Provided material >>
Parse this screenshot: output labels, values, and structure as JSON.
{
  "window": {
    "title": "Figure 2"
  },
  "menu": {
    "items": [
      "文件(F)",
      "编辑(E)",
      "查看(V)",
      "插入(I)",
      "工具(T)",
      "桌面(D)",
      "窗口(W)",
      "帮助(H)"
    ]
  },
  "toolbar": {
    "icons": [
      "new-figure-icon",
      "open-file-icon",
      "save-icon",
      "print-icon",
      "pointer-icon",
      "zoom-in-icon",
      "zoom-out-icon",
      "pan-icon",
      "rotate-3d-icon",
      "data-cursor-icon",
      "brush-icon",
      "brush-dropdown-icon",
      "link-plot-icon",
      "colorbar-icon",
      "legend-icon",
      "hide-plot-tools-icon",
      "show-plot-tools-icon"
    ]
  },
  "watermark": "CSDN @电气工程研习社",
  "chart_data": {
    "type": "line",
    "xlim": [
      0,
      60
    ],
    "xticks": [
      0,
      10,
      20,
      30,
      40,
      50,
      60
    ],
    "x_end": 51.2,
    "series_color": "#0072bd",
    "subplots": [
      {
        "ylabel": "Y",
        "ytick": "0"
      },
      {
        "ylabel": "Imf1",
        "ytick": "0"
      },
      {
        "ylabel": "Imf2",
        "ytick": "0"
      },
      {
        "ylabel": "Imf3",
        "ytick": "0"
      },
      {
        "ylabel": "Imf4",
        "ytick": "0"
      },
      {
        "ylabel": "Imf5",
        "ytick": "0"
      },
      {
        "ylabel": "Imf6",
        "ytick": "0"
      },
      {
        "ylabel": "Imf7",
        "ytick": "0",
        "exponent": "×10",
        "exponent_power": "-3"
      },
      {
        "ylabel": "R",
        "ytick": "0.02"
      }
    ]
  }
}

Problem to work on >> Search the entries for the word "ylabel" and copy every line that has it.

Solution to this task >>
        "ylabel": "Y",
        "ylabel": "Imf1",
        "ylabel": "Imf2",
        "ylabel": "Imf3",
        "ylabel": "Imf4",
        "ylabel": "Imf5",
        "ylabel": "Imf6",
        "ylabel": "Imf7",
        "ylabel": "R",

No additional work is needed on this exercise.